* _Objective_:
In the material below, find every line with "Immigration" and pull it out.
##### Supplied material #####
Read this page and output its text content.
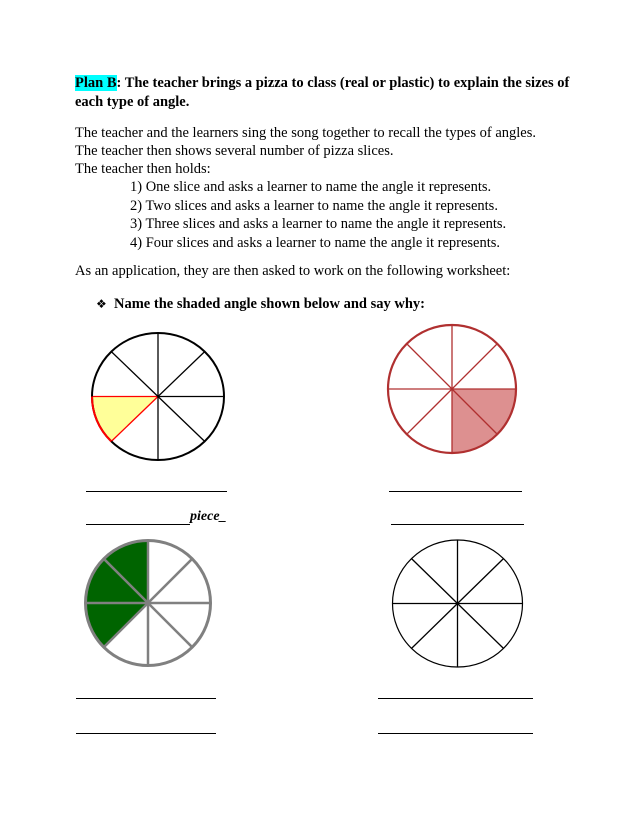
Plan B: The teacher brings a pizza to class (real or plastic) to explain the sizes of each type of angle.
The teacher and the learners sing the song together to recall the types of angles.
The teacher then shows several number of pizza slices.
The teacher then holds:
1) One slice and asks a learner to name the angle it represents.
2) Two slices and asks a learner to name the angle it represents.
3) Three slices and asks a learner to name the angle it represents.
4) Four slices and asks a learner to name the angle it represents.
As an application, they are then asked to work on the following worksheet:
❖ Name the shaded angle shown below and say why:
piece_
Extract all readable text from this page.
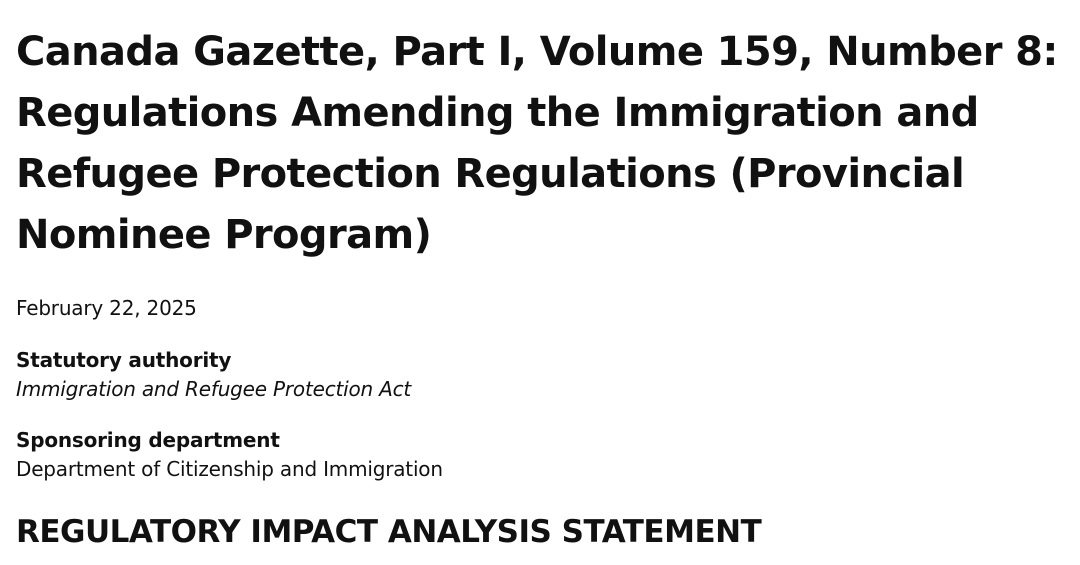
Canada Gazette, Part I, Volume 159, Number 8: Regulations Amending the Immigration and Refugee Protection Regulations (Provincial Nominee Program)

February 22, 2025

Statutory authority
Immigration and Refugee Protection Act
Sponsoring department
Department of Citizenship and Immigration
REGULATORY IMPACT ANALYSIS STATEMENT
#####
* _Complete output_:
Canada Gazette, Part I, Volume 159, Number 8: Regulations Amending the Immigration and Refugee Protection Regulations (Provincial Nominee Program)
Immigration and Refugee Protection Act
Department of Citizenship and Immigration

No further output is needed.